=== ITEMS ===
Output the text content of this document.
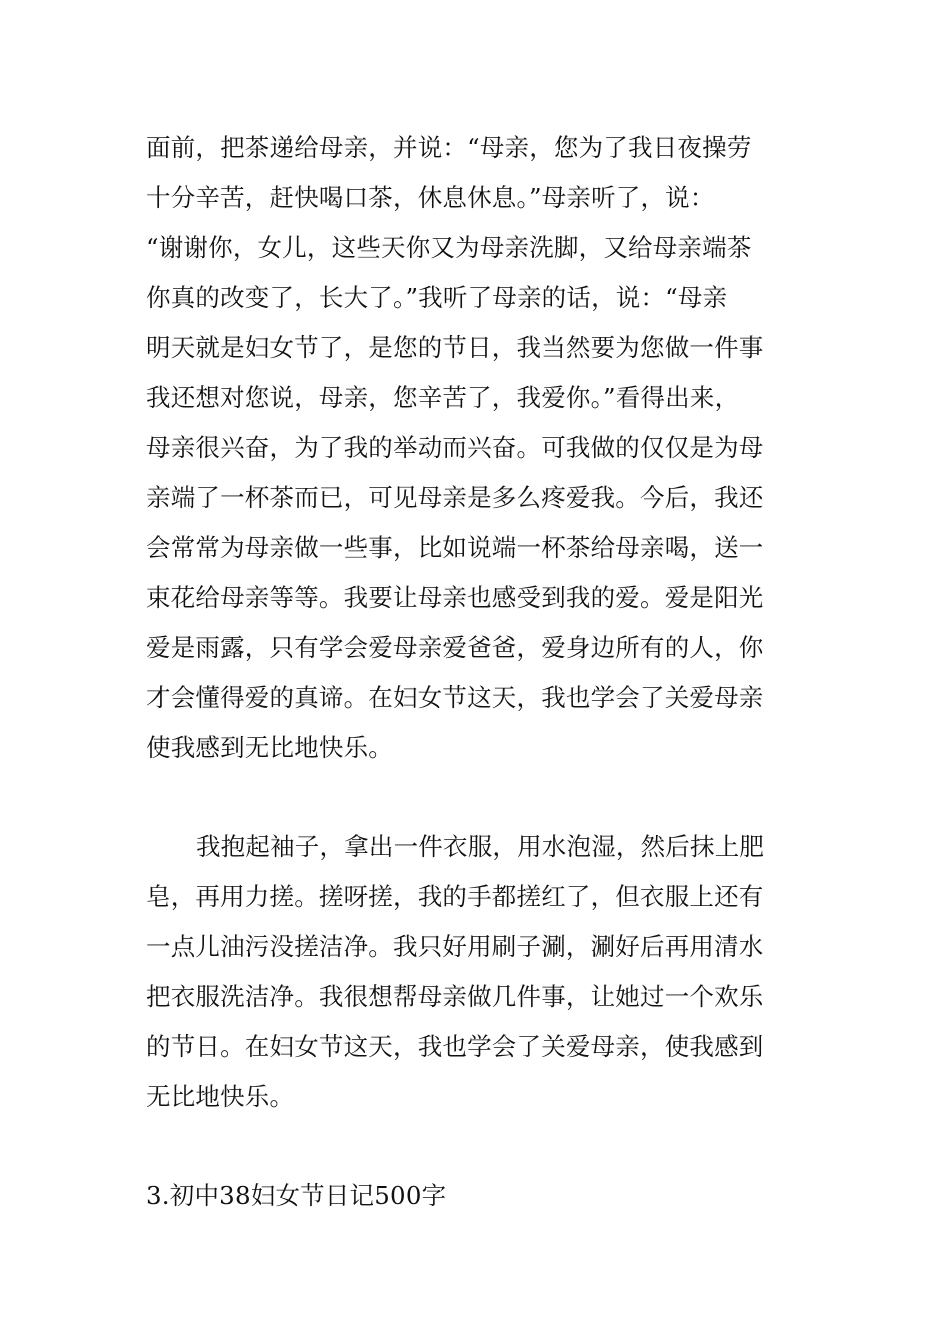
面前，把茶递给母亲，并说：“母亲，您为了我日夜操劳
十分辛苦，赶快喝口茶，休息休息。”母亲听了，说：
“谢谢你，女儿，这些天你又为母亲洗脚，又给母亲端茶
你真的改变了，长大了。”我听了母亲的话，说：“母亲
明天就是妇女节了，是您的节日，我当然要为您做一件事
我还想对您说，母亲，您辛苦了，我爱你。”看得出来，
母亲很兴奋，为了我的举动而兴奋。可我做的仅仅是为母
亲端了一杯茶而已，可见母亲是多么疼爱我。今后，我还
会常常为母亲做一些事，比如说端一杯茶给母亲喝，送一
束花给母亲等等。我要让母亲也感受到我的爱。爱是阳光
爱是雨露，只有学会爱母亲爱爸爸，爱身边所有的人，你
才会懂得爱的真谛。在妇女节这天，我也学会了关爱母亲
使我感到无比地快乐。
我抱起袖子，拿出一件衣服，用水泡湿，然后抹上肥
皂，再用力搓。搓呀搓，我的手都搓红了，但衣服上还有
一点儿油污没搓洁净。我只好用刷子涮，涮好后再用清水
把衣服洗洁净。我很想帮母亲做几件事，让她过一个欢乐
的节日。在妇女节这天，我也学会了关爱母亲，使我感到
无比地快乐。
3.初中38妇女节日记500字
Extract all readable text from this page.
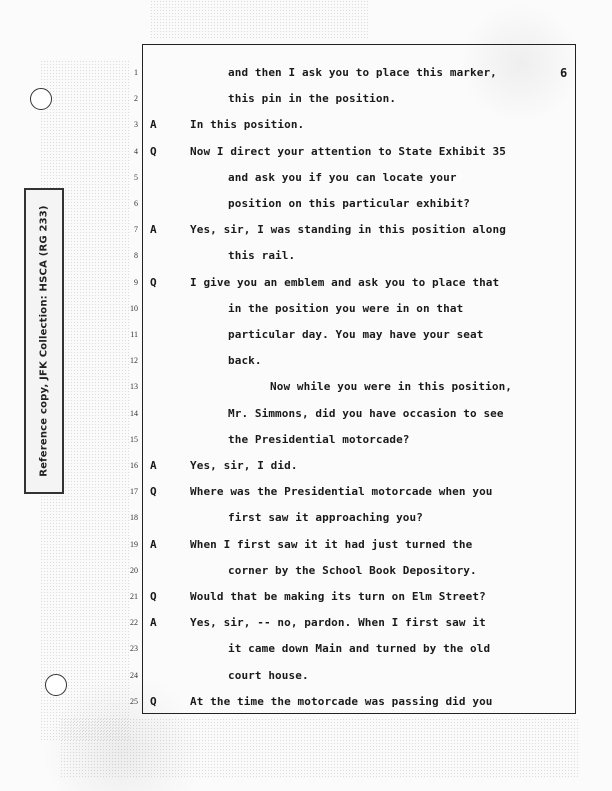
Reference copy, JFK Collection: HSCA (RG 233)
6
1	and then I ask you to place this marker,
2	this pin in the position.
3 A	In this position.
4 Q	Now I direct your attention to State Exhibit 35
5	and ask you if you can locate your
6	position on this particular exhibit?
7 A	Yes, sir, I was standing in this position along
8	this rail.
9 Q	I give you an emblem and ask you to place that
10	in the position you were in on that
11	particular day. You may have your seat
12	back.
13	Now while you were in this position,
14	Mr. Simmons, did you have occasion to see
15	the Presidential motorcade?
16 A	Yes, sir, I did.
17 Q	Where was the Presidential motorcade when you
18	first saw it approaching you?
19 A	When I first saw it it had just turned the
20	corner by the School Book Depository.
21 Q	Would that be making its turn on Elm Street?
22 A	Yes, sir, -- no, pardon. When I first saw it
23	it came down Main and turned by the old
24	court house.
25 Q	At the time the motorcade was passing did you
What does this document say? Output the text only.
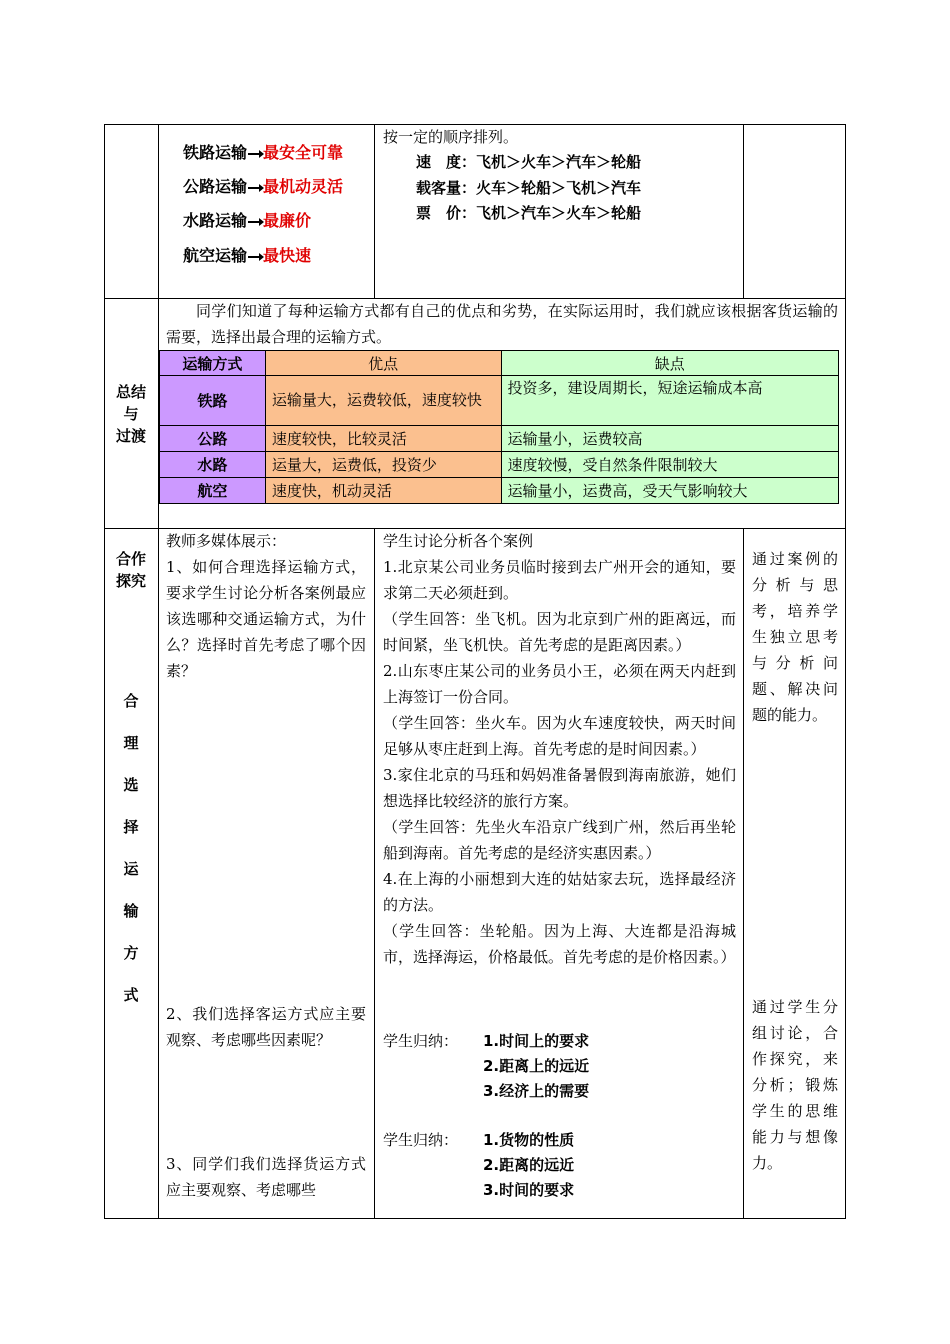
铁路运输 最安全可靠
公路运输 最机动灵活
水路运输 最廉价
航空运输 最快速
按一定的顺序排列。
速　度：飞机＞火车＞汽车＞轮船
载客量：火车＞轮船＞飞机＞汽车
票　价：飞机＞汽车＞火车＞轮船
总结
与
过渡

同学们知道了每种运输方式都有自己的优点和劣势，在实际运用时，我们就应该根据客货运输的需要，选择出最合理的运输方式。

运输方式	优点	缺点
铁路	运输量大，运费较低，速度较快	投资多，建设周期长，短途运输成本高
公路	速度较快，比较灵活	运输量小，运费较高
水路	运量大，运费低，投资少	速度较慢，受自然条件限制较大
航空	速度快，机动灵活	运输量小，运费高，受天气影响较大
合作
探究
合
理
选
择
运
输
方
式
教师多媒体展示：
1、如何合理选择运输方式，要求学生讨论分析各案例最应该选哪种交通运输方式，为什么？选择时首先考虑了哪个因素？
2、我们选择客运方式应主要观察、考虑哪些因素呢？
3、同学们我们选择货运方式应主要观察、考虑哪些

学生讨论分析各个案例

1.北京某公司业务员临时接到去广州开会的通知，要求第二天必须赶到。

（学生回答：坐飞机。因为北京到广州的距离远，而时间紧，坐飞机快。首先考虑的是距离因素。）

2.山东枣庄某公司的业务员小王，必须在两天内赶到上海签订一份合同。

（学生回答：坐火车。因为火车速度较快，两天时间足够从枣庄赶到上海。首先考虑的是时间因素。）

3.家住北京的马珏和妈妈准备暑假到海南旅游，她们想选择比较经济的旅行方案。

（学生回答：先坐火车沿京广线到广州，然后再坐轮船到海南。首先考虑的是经济实惠因素。）

4.在上海的小丽想到大连的姑姑家去玩，选择最经济的方法。

（学生回答：坐轮船。因为上海、大连都是沿海城市，选择海运，价格最低。首先考虑的是价格因素。）

学生归纳： 1.时间上的要求
2.距离上的远近
3.经济上的需要
学生归纳： 1.货物的性质
2.距离的远近
3.时间的要求
通过案例的分析与思考，培养学生独立思考与分析问题、解决问题的能力。
通过学生分组讨论，合作探究，来分析；锻炼学生的思维能力与想像力。
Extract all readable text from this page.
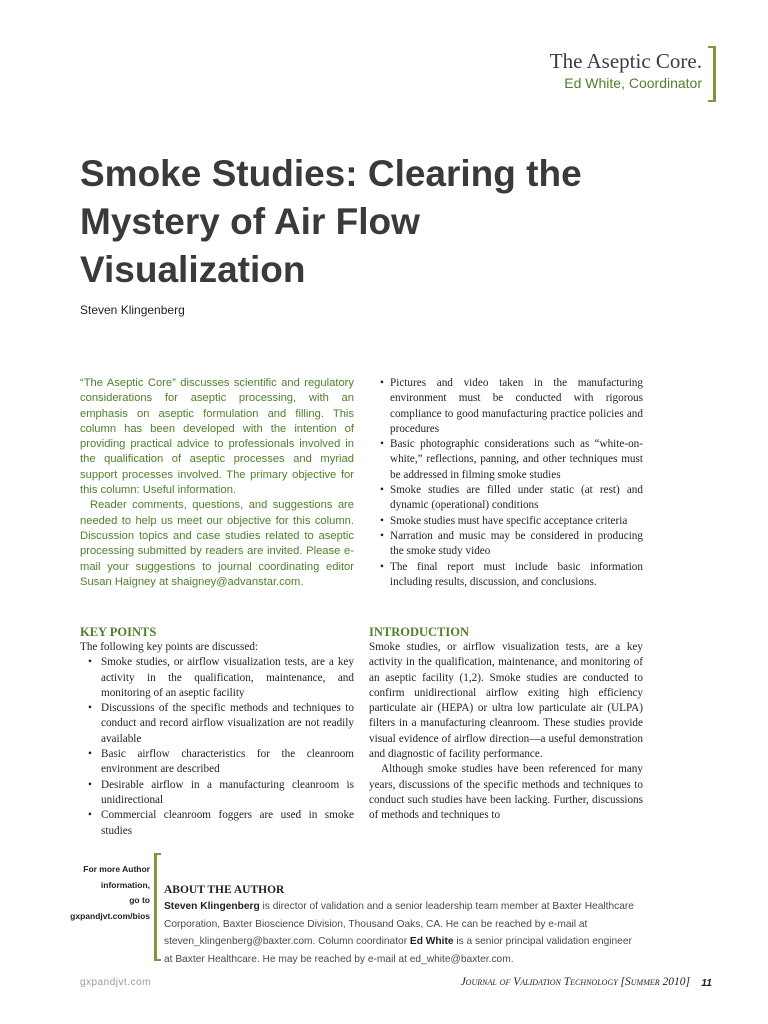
The Aseptic Core.
Ed White, Coordinator
Smoke Studies: Clearing the Mystery of Air Flow Visualization
Steven Klingenberg

“The Aseptic Core” discusses scientific and regulatory considerations for aseptic processing, with an emphasis on aseptic formulation and filling. This column has been developed with the intention of providing practical advice to professionals involved in the qualification of aseptic processes and myriad support processes involved. The primary objective for this column: Useful information.

Reader comments, questions, and suggestions are needed to help us meet our objective for this column. Discussion topics and case studies related to aseptic processing submitted by readers are invited. Please e-mail your suggestions to journal coordinating editor Susan Haigney at shaigney@advanstar.com.

• Pictures and video taken in the manufacturing environment must be conducted with rigorous compliance to good manufacturing practice policies and procedures
• Basic photographic considerations such as “white-on-white,” reflections, panning, and other techniques must be addressed in filming smoke studies
• Smoke studies are filled under static (at rest) and dynamic (operational) conditions
• Smoke studies must have specific acceptance criteria
• Narration and music may be considered in producing the smoke study video
• The final report must include basic information including results, discussion, and conclusions.
KEY POINTS

The following key points are discussed:

• Smoke studies, or airflow visualization tests, are a key activity in the qualification, maintenance, and monitoring of an aseptic facility
• Discussions of the specific methods and techniques to conduct and record airflow visualization are not readily available
• Basic airflow characteristics for the cleanroom environment are described
• Desirable airflow in a manufacturing cleanroom is unidirectional
• Commercial cleanroom foggers are used in smoke studies
INTRODUCTION

Smoke studies, or airflow visualization tests, are a key activity in the qualification, maintenance, and monitoring of an aseptic facility (1,2). Smoke studies are conducted to confirm unidirectional airflow exiting high efficiency particulate air (HEPA) or ultra low particulate air (ULPA) filters in a manufacturing cleanroom. These studies provide visual evidence of airflow direction—a useful demonstration and diagnostic of facility performance.

Although smoke studies have been referenced for many years, discussions of the specific methods and techniques to conduct such studies have been lacking. Further, discussions of methods and techniques to

For more Author
information,
go to
gxpandjvt.com/bios
ABOUT THE AUTHOR
Steven Klingenberg is director of validation and a senior leadership team member at Baxter Healthcare Corporation, Baxter Bioscience Division, Thousand Oaks, CA. He can be reached by e-mail at steven_klingenberg@baxter.com. Column coordinator Ed White is a senior principal validation engineer at Baxter Healthcare. He may be reached by e-mail at ed_white@baxter.com.
gxpandjvt.com	Journal of Validation Technology [Summer 2010] 11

=== WHAT TO WORK ON ===
Working from the listing above, pick out every line that has "unidirectional" and copy it.

=== ANSWER FOR THIS EXERCISE ===
• Desirable airflow in a manufacturing cleanroom is unidirectional
Smoke studies, or airflow visualization tests, are a key activity in the qualification, maintenance, and monitoring of an aseptic facility (1,2). Smoke studies are conducted to confirm unidirectional airflow exiting high efficiency particulate air (HEPA) or ultra low particulate air (ULPA) filters in a manufacturing cleanroom. These studies provide visual evidence of airflow direction—a useful demonstration and diagnostic of facility performance.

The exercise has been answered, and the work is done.